Directive :: The entire listing is to be repeated verbatim.

▬▬▬▬▬▬

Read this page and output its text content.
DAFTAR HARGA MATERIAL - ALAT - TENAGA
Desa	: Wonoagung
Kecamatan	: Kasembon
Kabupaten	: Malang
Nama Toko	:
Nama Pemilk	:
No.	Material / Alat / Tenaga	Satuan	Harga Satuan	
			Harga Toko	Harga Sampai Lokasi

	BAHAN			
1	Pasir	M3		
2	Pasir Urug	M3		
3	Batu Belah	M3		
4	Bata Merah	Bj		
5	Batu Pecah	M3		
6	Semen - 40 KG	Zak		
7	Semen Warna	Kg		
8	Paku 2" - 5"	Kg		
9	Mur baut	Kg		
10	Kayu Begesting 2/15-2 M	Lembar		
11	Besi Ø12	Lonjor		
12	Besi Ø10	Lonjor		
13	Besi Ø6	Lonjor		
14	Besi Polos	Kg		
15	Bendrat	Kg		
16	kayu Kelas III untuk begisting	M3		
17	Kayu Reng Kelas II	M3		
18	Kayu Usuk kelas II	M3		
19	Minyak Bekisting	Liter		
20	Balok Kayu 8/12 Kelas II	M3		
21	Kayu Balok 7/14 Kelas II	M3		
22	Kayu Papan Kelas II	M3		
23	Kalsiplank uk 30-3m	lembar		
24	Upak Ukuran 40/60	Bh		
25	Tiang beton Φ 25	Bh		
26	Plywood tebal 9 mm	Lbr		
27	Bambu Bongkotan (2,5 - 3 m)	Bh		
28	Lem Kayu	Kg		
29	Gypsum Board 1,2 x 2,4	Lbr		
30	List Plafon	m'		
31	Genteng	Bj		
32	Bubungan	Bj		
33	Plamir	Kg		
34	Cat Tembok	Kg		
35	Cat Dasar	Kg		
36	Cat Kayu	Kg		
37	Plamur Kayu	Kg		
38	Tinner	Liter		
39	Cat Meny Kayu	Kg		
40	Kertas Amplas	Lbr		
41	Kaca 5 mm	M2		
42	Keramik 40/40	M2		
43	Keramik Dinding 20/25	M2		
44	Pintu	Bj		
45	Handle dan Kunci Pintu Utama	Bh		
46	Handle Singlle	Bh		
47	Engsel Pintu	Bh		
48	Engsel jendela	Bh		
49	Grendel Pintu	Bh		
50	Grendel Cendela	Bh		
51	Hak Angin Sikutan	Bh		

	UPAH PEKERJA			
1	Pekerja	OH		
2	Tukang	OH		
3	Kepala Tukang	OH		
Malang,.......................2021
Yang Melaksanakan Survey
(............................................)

▬▬▬▬▬▬

Answer in full ::
Read this page and output its text content.
DAFTAR HARGA MATERIAL - ALAT - TENAGA
Desa	: Wonoagung
Kecamatan	: Kasembon
Kabupaten	: Malang
Nama Toko	:
Nama Pemilk	:
No.	Material / Alat / Tenaga	Satuan	Harga Satuan	
			Harga Toko	Harga Sampai Lokasi

	BAHAN			
1	Pasir	M3		
2	Pasir Urug	M3		
3	Batu Belah	M3		
4	Bata Merah	Bj		
5	Batu Pecah	M3		
6	Semen - 40 KG	Zak		
7	Semen Warna	Kg		
8	Paku 2" - 5"	Kg		
9	Mur baut	Kg		
10	Kayu Begesting 2/15-2 M	Lembar		
11	Besi Ø12	Lonjor		
12	Besi Ø10	Lonjor		
13	Besi Ø6	Lonjor		
14	Besi Polos	Kg		
15	Bendrat	Kg		
16	kayu Kelas III untuk begisting	M3		
17	Kayu Reng Kelas II	M3		
18	Kayu Usuk kelas II	M3		
19	Minyak Bekisting	Liter		
20	Balok Kayu 8/12 Kelas II	M3		
21	Kayu Balok 7/14 Kelas II	M3		
22	Kayu Papan Kelas II	M3		
23	Kalsiplank uk 30-3m	lembar		
24	Upak Ukuran 40/60	Bh		
25	Tiang beton Φ 25	Bh		
26	Plywood tebal 9 mm	Lbr		
27	Bambu Bongkotan (2,5 - 3 m)	Bh		
28	Lem Kayu	Kg		
29	Gypsum Board 1,2 x 2,4	Lbr		
30	List Plafon	m'		
31	Genteng	Bj		
32	Bubungan	Bj		
33	Plamir	Kg		
34	Cat Tembok	Kg		
35	Cat Dasar	Kg		
36	Cat Kayu	Kg		
37	Plamur Kayu	Kg		
38	Tinner	Liter		
39	Cat Meny Kayu	Kg		
40	Kertas Amplas	Lbr		
41	Kaca 5 mm	M2		
42	Keramik 40/40	M2		
43	Keramik Dinding 20/25	M2		
44	Pintu	Bj		
45	Handle dan Kunci Pintu Utama	Bh		
46	Handle Singlle	Bh		
47	Engsel Pintu	Bh		
48	Engsel jendela	Bh		
49	Grendel Pintu	Bh		
50	Grendel Cendela	Bh		
51	Hak Angin Sikutan	Bh		

	UPAH PEKERJA			
1	Pekerja	OH		
2	Tukang	OH		
3	Kepala Tukang	OH		
Malang,.......................2021
Yang Melaksanakan Survey
(............................................)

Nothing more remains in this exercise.